What to do: Gather the lines that hold the string "Margin".

Records:

════════

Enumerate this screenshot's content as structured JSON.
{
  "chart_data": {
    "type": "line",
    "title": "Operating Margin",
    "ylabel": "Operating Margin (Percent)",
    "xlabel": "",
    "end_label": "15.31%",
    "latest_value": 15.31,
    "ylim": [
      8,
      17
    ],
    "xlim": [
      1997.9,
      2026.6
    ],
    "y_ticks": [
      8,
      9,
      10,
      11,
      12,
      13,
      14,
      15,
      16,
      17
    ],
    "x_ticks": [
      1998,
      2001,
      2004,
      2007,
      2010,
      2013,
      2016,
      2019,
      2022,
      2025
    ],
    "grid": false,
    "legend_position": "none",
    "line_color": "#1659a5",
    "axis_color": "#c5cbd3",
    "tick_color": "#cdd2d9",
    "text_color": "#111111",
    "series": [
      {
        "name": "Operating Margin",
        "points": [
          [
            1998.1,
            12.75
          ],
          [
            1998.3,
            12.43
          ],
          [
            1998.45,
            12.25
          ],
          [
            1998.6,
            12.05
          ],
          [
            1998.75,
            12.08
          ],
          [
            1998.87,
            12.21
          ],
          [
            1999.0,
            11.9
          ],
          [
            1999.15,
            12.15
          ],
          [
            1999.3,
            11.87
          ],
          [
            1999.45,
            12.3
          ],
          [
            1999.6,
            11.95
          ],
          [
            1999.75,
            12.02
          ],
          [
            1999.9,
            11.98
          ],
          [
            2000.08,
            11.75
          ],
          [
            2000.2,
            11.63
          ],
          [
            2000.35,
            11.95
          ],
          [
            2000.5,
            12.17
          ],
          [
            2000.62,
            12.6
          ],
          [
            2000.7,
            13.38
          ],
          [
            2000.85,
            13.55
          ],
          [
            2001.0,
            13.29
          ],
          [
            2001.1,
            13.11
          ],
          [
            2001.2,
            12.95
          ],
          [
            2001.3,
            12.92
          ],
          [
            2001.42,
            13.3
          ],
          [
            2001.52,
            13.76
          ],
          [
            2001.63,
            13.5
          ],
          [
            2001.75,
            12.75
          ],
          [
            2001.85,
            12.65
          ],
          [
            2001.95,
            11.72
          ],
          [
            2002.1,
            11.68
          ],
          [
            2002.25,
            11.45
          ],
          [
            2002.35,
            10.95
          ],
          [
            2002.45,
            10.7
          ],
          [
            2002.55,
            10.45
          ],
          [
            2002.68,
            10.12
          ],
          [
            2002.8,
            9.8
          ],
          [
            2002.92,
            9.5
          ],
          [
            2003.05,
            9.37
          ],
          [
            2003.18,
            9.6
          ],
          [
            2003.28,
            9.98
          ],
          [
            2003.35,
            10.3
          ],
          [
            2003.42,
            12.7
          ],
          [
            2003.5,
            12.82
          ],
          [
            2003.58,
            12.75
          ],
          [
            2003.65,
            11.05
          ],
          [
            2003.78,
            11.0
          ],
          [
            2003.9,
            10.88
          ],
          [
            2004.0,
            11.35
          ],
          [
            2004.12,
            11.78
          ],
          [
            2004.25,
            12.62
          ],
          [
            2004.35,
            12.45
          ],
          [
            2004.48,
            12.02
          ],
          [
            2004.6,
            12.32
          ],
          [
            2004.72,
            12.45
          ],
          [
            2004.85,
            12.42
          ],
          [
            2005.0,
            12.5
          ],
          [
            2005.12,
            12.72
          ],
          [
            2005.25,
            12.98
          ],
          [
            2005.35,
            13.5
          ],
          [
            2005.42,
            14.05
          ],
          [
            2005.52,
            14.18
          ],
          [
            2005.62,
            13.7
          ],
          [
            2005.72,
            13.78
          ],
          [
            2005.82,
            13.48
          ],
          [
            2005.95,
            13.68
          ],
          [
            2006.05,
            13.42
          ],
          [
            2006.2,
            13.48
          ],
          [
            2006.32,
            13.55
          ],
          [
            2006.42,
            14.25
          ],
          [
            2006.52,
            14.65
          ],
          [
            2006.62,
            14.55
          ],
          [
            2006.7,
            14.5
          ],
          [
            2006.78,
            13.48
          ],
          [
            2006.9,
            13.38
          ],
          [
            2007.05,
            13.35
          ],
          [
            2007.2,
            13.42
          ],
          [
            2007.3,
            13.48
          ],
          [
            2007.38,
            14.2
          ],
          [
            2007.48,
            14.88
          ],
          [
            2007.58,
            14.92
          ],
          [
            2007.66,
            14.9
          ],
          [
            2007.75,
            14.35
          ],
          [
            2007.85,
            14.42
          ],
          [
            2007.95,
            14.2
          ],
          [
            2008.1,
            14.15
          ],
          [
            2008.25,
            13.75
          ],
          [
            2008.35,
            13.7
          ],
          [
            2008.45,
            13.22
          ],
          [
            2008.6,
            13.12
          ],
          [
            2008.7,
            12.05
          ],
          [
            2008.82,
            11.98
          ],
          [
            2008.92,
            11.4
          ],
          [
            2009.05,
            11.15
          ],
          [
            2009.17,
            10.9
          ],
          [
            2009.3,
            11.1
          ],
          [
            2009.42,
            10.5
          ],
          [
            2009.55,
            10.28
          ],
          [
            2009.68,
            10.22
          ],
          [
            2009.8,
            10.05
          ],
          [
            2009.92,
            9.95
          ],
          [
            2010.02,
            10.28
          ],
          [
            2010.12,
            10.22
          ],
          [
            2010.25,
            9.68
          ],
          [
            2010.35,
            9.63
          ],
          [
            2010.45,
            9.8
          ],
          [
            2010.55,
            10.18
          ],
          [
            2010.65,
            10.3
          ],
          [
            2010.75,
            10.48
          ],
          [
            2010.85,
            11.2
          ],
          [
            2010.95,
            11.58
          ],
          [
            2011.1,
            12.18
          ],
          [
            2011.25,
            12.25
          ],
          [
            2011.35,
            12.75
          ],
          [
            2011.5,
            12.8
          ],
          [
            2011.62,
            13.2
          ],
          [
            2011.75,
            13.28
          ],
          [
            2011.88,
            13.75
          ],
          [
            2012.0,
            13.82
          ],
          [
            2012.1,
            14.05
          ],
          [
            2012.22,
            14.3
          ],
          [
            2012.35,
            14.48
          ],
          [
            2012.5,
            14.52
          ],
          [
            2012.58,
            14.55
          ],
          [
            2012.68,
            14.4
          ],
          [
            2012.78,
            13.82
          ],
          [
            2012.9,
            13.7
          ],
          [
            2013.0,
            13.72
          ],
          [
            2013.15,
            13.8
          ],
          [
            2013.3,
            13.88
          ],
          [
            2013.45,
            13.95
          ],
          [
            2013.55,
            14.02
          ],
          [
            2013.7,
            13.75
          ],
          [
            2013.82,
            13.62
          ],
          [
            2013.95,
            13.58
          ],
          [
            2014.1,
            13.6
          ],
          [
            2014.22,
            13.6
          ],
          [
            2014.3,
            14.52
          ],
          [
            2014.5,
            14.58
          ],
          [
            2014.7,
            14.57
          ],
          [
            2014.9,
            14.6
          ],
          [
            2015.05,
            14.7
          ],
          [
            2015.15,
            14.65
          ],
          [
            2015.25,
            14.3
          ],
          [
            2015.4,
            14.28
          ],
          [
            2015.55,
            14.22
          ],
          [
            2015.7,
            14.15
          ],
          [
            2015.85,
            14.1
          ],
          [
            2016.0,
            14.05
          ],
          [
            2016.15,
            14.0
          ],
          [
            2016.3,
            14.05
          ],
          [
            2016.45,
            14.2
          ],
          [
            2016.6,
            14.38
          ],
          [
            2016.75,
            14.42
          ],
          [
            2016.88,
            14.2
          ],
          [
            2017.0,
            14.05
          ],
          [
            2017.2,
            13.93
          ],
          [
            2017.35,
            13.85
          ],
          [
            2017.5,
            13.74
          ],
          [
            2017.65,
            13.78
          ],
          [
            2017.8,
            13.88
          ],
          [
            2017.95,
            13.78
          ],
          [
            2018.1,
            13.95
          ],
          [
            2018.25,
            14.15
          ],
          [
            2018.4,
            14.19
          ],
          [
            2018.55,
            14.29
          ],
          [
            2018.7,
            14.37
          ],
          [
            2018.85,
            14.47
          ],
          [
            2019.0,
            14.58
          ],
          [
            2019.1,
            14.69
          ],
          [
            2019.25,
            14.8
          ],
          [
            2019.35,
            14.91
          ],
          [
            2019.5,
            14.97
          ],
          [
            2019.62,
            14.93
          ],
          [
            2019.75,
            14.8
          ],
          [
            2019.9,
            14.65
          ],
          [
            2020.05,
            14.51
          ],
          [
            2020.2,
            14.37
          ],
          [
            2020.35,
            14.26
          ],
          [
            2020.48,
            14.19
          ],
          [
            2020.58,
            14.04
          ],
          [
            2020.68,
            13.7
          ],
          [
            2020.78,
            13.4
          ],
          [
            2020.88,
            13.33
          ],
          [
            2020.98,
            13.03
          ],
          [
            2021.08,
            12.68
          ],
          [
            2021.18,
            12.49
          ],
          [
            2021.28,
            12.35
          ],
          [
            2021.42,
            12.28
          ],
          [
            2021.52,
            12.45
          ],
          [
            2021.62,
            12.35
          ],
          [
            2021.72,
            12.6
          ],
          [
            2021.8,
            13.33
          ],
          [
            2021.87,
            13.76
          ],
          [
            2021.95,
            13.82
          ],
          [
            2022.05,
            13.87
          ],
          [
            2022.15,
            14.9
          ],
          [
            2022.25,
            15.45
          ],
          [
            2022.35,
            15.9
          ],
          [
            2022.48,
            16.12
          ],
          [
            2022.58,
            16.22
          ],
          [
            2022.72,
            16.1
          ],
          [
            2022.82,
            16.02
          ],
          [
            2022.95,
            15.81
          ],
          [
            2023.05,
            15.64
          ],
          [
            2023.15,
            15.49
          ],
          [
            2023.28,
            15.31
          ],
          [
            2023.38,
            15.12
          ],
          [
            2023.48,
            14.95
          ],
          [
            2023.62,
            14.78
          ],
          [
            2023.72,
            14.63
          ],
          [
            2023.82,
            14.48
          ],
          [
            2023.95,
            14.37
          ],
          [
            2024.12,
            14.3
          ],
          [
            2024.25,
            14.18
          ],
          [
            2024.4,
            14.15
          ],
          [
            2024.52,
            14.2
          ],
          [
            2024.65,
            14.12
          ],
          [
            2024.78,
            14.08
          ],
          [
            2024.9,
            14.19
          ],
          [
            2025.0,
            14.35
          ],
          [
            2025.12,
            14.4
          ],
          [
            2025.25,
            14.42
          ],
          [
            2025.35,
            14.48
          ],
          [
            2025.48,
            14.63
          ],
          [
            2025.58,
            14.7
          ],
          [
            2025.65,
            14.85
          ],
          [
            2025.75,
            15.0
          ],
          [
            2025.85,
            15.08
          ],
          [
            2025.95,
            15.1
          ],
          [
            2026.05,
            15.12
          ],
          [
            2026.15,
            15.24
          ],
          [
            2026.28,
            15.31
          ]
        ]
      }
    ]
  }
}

════════

Finished task:
    "title": "Operating Margin",
    "ylabel": "Operating Margin (Percent)",
        "name": "Operating Margin",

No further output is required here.